- **Stated task**:
Can you retype every record below exactly as written?
# START OF Materials provided
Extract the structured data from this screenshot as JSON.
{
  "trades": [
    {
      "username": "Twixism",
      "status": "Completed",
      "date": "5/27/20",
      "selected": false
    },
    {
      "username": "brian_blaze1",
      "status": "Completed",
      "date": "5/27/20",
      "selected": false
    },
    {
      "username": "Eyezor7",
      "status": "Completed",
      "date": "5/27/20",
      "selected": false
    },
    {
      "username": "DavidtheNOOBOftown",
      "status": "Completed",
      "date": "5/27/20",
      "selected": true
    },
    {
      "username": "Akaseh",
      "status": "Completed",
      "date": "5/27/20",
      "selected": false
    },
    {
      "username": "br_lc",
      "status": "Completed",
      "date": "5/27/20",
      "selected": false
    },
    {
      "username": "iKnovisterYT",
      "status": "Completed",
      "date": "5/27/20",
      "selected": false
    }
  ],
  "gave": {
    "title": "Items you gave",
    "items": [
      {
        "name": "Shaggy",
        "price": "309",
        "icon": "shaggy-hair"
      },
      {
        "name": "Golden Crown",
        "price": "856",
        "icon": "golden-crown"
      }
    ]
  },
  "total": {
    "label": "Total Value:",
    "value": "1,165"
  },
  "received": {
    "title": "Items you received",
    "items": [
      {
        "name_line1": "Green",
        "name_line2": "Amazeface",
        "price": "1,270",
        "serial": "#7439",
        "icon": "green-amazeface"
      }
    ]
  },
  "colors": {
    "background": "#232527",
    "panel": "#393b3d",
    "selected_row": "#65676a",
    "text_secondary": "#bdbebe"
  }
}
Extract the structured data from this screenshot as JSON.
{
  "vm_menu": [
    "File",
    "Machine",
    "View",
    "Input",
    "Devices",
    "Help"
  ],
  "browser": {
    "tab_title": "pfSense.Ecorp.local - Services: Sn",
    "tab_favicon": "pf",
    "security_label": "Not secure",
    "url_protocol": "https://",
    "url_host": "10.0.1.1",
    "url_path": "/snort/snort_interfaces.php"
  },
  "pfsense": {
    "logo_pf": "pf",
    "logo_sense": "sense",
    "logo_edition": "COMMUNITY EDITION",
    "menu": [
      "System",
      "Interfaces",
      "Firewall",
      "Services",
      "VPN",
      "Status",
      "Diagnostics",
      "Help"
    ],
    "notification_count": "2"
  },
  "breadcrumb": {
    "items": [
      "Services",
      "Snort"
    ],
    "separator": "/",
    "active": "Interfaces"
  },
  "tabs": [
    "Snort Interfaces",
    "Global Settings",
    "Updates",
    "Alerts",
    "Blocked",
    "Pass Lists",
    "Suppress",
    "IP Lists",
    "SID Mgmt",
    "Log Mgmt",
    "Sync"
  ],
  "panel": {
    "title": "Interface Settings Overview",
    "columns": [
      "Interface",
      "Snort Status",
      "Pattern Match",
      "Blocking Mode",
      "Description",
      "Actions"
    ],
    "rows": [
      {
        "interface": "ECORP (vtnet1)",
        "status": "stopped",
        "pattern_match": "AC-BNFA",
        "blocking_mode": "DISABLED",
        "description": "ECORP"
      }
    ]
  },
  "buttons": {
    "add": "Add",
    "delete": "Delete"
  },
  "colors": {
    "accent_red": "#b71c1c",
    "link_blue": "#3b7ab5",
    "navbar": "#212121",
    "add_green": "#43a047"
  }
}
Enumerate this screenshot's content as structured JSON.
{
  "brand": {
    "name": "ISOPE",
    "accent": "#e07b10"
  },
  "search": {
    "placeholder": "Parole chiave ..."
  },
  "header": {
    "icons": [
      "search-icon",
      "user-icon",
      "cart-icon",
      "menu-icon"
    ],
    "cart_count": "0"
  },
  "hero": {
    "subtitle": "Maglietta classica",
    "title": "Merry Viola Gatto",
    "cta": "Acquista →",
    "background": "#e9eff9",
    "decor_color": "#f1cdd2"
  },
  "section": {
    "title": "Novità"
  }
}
# END OF Materials provided
- **Correct result**:
Extract the structured data from this screenshot as JSON.
{
  "trades": [
    {
      "username": "Twixism",
      "status": "Completed",
      "date": "5/27/20",
      "selected": false
    },
    {
      "username": "brian_blaze1",
      "status": "Completed",
      "date": "5/27/20",
      "selected": false
    },
    {
      "username": "Eyezor7",
      "status": "Completed",
      "date": "5/27/20",
      "selected": false
    },
    {
      "username": "DavidtheNOOBOftown",
      "status": "Completed",
      "date": "5/27/20",
      "selected": true
    },
    {
      "username": "Akaseh",
      "status": "Completed",
      "date": "5/27/20",
      "selected": false
    },
    {
      "username": "br_lc",
      "status": "Completed",
      "date": "5/27/20",
      "selected": false
    },
    {
      "username": "iKnovisterYT",
      "status": "Completed",
      "date": "5/27/20",
      "selected": false
    }
  ],
  "gave": {
    "title": "Items you gave",
    "items": [
      {
        "name": "Shaggy",
        "price": "309",
        "icon": "shaggy-hair"
      },
      {
        "name": "Golden Crown",
        "price": "856",
        "icon": "golden-crown"
      }
    ]
  },
  "total": {
    "label": "Total Value:",
    "value": "1,165"
  },
  "received": {
    "title": "Items you received",
    "items": [
      {
        "name_line1": "Green",
        "name_line2": "Amazeface",
        "price": "1,270",
        "serial": "#7439",
        "icon": "green-amazeface"
      }
    ]
  },
  "colors": {
    "background": "#232527",
    "panel": "#393b3d",
    "selected_row": "#65676a",
    "text_secondary": "#bdbebe"
  }
}
Extract the structured data from this screenshot as JSON.
{
  "vm_menu": [
    "File",
    "Machine",
    "View",
    "Input",
    "Devices",
    "Help"
  ],
  "browser": {
    "tab_title": "pfSense.Ecorp.local - Services: Sn",
    "tab_favicon": "pf",
    "security_label": "Not secure",
    "url_protocol": "https://",
    "url_host": "10.0.1.1",
    "url_path": "/snort/snort_interfaces.php"
  },
  "pfsense": {
    "logo_pf": "pf",
    "logo_sense": "sense",
    "logo_edition": "COMMUNITY EDITION",
    "menu": [
      "System",
      "Interfaces",
      "Firewall",
      "Services",
      "VPN",
      "Status",
      "Diagnostics",
      "Help"
    ],
    "notification_count": "2"
  },
  "breadcrumb": {
    "items": [
      "Services",
      "Snort"
    ],
    "separator": "/",
    "active": "Interfaces"
  },
  "tabs": [
    "Snort Interfaces",
    "Global Settings",
    "Updates",
    "Alerts",
    "Blocked",
    "Pass Lists",
    "Suppress",
    "IP Lists",
    "SID Mgmt",
    "Log Mgmt",
    "Sync"
  ],
  "panel": {
    "title": "Interface Settings Overview",
    "columns": [
      "Interface",
      "Snort Status",
      "Pattern Match",
      "Blocking Mode",
      "Description",
      "Actions"
    ],
    "rows": [
      {
        "interface": "ECORP (vtnet1)",
        "status": "stopped",
        "pattern_match": "AC-BNFA",
        "blocking_mode": "DISABLED",
        "description": "ECORP"
      }
    ]
  },
  "buttons": {
    "add": "Add",
    "delete": "Delete"
  },
  "colors": {
    "accent_red": "#b71c1c",
    "link_blue": "#3b7ab5",
    "navbar": "#212121",
    "add_green": "#43a047"
  }
}
Enumerate this screenshot's content as structured JSON.
{
  "brand": {
    "name": "ISOPE",
    "accent": "#e07b10"
  },
  "search": {
    "placeholder": "Parole chiave ..."
  },
  "header": {
    "icons": [
      "search-icon",
      "user-icon",
      "cart-icon",
      "menu-icon"
    ],
    "cart_count": "0"
  },
  "hero": {
    "subtitle": "Maglietta classica",
    "title": "Merry Viola Gatto",
    "cta": "Acquista →",
    "background": "#e9eff9",
    "decor_color": "#f1cdd2"
  },
  "section": {
    "title": "Novità"
  }
}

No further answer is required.